THE PROBLEM: Give the entries again, word for word.

MATERIAL:
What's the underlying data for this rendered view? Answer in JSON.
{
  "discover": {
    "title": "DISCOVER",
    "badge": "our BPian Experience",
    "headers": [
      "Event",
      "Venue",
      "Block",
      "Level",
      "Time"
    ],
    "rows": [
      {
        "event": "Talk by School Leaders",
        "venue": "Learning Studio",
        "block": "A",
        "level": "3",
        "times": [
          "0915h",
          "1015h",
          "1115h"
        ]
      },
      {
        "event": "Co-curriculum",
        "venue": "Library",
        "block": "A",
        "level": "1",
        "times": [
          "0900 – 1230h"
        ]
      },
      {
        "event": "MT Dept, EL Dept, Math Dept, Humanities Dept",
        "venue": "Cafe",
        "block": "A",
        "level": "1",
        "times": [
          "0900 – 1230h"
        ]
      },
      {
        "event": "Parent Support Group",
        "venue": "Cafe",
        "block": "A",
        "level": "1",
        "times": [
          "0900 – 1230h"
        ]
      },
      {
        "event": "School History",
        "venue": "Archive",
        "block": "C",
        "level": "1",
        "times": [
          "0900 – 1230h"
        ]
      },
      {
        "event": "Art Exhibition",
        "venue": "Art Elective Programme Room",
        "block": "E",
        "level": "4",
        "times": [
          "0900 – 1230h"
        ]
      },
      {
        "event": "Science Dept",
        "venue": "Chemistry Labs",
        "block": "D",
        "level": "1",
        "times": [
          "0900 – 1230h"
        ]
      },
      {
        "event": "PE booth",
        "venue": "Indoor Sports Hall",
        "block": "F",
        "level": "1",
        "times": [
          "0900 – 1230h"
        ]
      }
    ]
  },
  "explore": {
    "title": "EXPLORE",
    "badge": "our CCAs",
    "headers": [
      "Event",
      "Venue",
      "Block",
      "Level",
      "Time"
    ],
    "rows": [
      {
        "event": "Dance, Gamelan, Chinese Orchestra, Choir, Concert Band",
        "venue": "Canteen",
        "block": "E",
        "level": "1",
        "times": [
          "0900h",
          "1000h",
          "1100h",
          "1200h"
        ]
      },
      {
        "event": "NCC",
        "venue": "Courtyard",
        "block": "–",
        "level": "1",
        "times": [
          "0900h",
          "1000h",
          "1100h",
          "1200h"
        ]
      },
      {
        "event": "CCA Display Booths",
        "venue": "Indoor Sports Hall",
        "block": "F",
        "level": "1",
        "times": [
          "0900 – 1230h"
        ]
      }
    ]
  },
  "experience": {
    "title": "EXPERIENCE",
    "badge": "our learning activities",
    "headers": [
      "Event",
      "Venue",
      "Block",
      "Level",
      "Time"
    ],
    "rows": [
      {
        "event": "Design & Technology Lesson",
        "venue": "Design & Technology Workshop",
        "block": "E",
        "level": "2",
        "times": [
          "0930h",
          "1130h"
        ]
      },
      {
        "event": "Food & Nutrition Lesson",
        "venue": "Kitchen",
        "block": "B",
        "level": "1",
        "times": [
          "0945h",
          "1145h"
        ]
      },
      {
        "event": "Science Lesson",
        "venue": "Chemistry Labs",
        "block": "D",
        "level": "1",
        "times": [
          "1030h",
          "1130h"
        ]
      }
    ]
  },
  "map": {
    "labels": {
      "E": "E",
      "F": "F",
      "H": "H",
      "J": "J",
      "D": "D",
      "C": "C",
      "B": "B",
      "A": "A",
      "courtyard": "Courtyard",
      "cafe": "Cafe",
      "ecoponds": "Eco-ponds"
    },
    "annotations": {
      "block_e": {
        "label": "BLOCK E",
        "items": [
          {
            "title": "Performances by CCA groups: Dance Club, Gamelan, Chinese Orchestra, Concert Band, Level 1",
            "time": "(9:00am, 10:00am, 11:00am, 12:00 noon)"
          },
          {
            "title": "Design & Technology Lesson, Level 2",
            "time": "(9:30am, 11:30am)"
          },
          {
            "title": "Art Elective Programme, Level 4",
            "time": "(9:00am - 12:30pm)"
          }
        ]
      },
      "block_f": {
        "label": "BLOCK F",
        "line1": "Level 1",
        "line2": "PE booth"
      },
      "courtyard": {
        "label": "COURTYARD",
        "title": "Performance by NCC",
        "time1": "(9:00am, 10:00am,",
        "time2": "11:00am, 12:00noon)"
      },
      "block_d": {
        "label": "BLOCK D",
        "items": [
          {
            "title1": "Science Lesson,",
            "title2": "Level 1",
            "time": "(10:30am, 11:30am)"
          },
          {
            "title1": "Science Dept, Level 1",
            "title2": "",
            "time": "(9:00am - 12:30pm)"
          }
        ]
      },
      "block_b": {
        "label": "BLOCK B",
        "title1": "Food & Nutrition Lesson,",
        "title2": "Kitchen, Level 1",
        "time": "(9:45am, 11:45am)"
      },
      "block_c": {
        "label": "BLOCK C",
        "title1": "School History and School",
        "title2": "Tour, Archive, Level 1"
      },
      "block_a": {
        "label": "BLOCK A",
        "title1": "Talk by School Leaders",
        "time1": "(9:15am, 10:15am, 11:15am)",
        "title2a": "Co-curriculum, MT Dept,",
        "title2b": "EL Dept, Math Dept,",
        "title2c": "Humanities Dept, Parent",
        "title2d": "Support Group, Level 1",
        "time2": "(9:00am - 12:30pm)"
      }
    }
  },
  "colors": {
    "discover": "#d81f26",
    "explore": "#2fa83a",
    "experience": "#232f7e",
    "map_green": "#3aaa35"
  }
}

OUTPUT OF THE TASK:
What's the underlying data for this rendered view? Answer in JSON.
{
  "discover": {
    "title": "DISCOVER",
    "badge": "our BPian Experience",
    "headers": [
      "Event",
      "Venue",
      "Block",
      "Level",
      "Time"
    ],
    "rows": [
      {
        "event": "Talk by School Leaders",
        "venue": "Learning Studio",
        "block": "A",
        "level": "3",
        "times": [
          "0915h",
          "1015h",
          "1115h"
        ]
      },
      {
        "event": "Co-curriculum",
        "venue": "Library",
        "block": "A",
        "level": "1",
        "times": [
          "0900 – 1230h"
        ]
      },
      {
        "event": "MT Dept, EL Dept, Math Dept, Humanities Dept",
        "venue": "Cafe",
        "block": "A",
        "level": "1",
        "times": [
          "0900 – 1230h"
        ]
      },
      {
        "event": "Parent Support Group",
        "venue": "Cafe",
        "block": "A",
        "level": "1",
        "times": [
          "0900 – 1230h"
        ]
      },
      {
        "event": "School History",
        "venue": "Archive",
        "block": "C",
        "level": "1",
        "times": [
          "0900 – 1230h"
        ]
      },
      {
        "event": "Art Exhibition",
        "venue": "Art Elective Programme Room",
        "block": "E",
        "level": "4",
        "times": [
          "0900 – 1230h"
        ]
      },
      {
        "event": "Science Dept",
        "venue": "Chemistry Labs",
        "block": "D",
        "level": "1",
        "times": [
          "0900 – 1230h"
        ]
      },
      {
        "event": "PE booth",
        "venue": "Indoor Sports Hall",
        "block": "F",
        "level": "1",
        "times": [
          "0900 – 1230h"
        ]
      }
    ]
  },
  "explore": {
    "title": "EXPLORE",
    "badge": "our CCAs",
    "headers": [
      "Event",
      "Venue",
      "Block",
      "Level",
      "Time"
    ],
    "rows": [
      {
        "event": "Dance, Gamelan, Chinese Orchestra, Choir, Concert Band",
        "venue": "Canteen",
        "block": "E",
        "level": "1",
        "times": [
          "0900h",
          "1000h",
          "1100h",
          "1200h"
        ]
      },
      {
        "event": "NCC",
        "venue": "Courtyard",
        "block": "–",
        "level": "1",
        "times": [
          "0900h",
          "1000h",
          "1100h",
          "1200h"
        ]
      },
      {
        "event": "CCA Display Booths",
        "venue": "Indoor Sports Hall",
        "block": "F",
        "level": "1",
        "times": [
          "0900 – 1230h"
        ]
      }
    ]
  },
  "experience": {
    "title": "EXPERIENCE",
    "badge": "our learning activities",
    "headers": [
      "Event",
      "Venue",
      "Block",
      "Level",
      "Time"
    ],
    "rows": [
      {
        "event": "Design & Technology Lesson",
        "venue": "Design & Technology Workshop",
        "block": "E",
        "level": "2",
        "times": [
          "0930h",
          "1130h"
        ]
      },
      {
        "event": "Food & Nutrition Lesson",
        "venue": "Kitchen",
        "block": "B",
        "level": "1",
        "times": [
          "0945h",
          "1145h"
        ]
      },
      {
        "event": "Science Lesson",
        "venue": "Chemistry Labs",
        "block": "D",
        "level": "1",
        "times": [
          "1030h",
          "1130h"
        ]
      }
    ]
  },
  "map": {
    "labels": {
      "E": "E",
      "F": "F",
      "H": "H",
      "J": "J",
      "D": "D",
      "C": "C",
      "B": "B",
      "A": "A",
      "courtyard": "Courtyard",
      "cafe": "Cafe",
      "ecoponds": "Eco-ponds"
    },
    "annotations": {
      "block_e": {
        "label": "BLOCK E",
        "items": [
          {
            "title": "Performances by CCA groups: Dance Club, Gamelan, Chinese Orchestra, Concert Band, Level 1",
            "time": "(9:00am, 10:00am, 11:00am, 12:00 noon)"
          },
          {
            "title": "Design & Technology Lesson, Level 2",
            "time": "(9:30am, 11:30am)"
          },
          {
            "title": "Art Elective Programme, Level 4",
            "time": "(9:00am - 12:30pm)"
          }
        ]
      },
      "block_f": {
        "label": "BLOCK F",
        "line1": "Level 1",
        "line2": "PE booth"
      },
      "courtyard": {
        "label": "COURTYARD",
        "title": "Performance by NCC",
        "time1": "(9:00am, 10:00am,",
        "time2": "11:00am, 12:00noon)"
      },
      "block_d": {
        "label": "BLOCK D",
        "items": [
          {
            "title1": "Science Lesson,",
            "title2": "Level 1",
            "time": "(10:30am, 11:30am)"
          },
          {
            "title1": "Science Dept, Level 1",
            "title2": "",
            "time": "(9:00am - 12:30pm)"
          }
        ]
      },
      "block_b": {
        "label": "BLOCK B",
        "title1": "Food & Nutrition Lesson,",
        "title2": "Kitchen, Level 1",
        "time": "(9:45am, 11:45am)"
      },
      "block_c": {
        "label": "BLOCK C",
        "title1": "School History and School",
        "title2": "Tour, Archive, Level 1"
      },
      "block_a": {
        "label": "BLOCK A",
        "title1": "Talk by School Leaders",
        "time1": "(9:15am, 10:15am, 11:15am)",
        "title2a": "Co-curriculum, MT Dept,",
        "title2b": "EL Dept, Math Dept,",
        "title2c": "Humanities Dept, Parent",
        "title2d": "Support Group, Level 1",
        "time2": "(9:00am - 12:30pm)"
      }
    }
  },
  "colors": {
    "discover": "#d81f26",
    "explore": "#2fa83a",
    "experience": "#232f7e",
    "map_green": "#3aaa35"
  }
}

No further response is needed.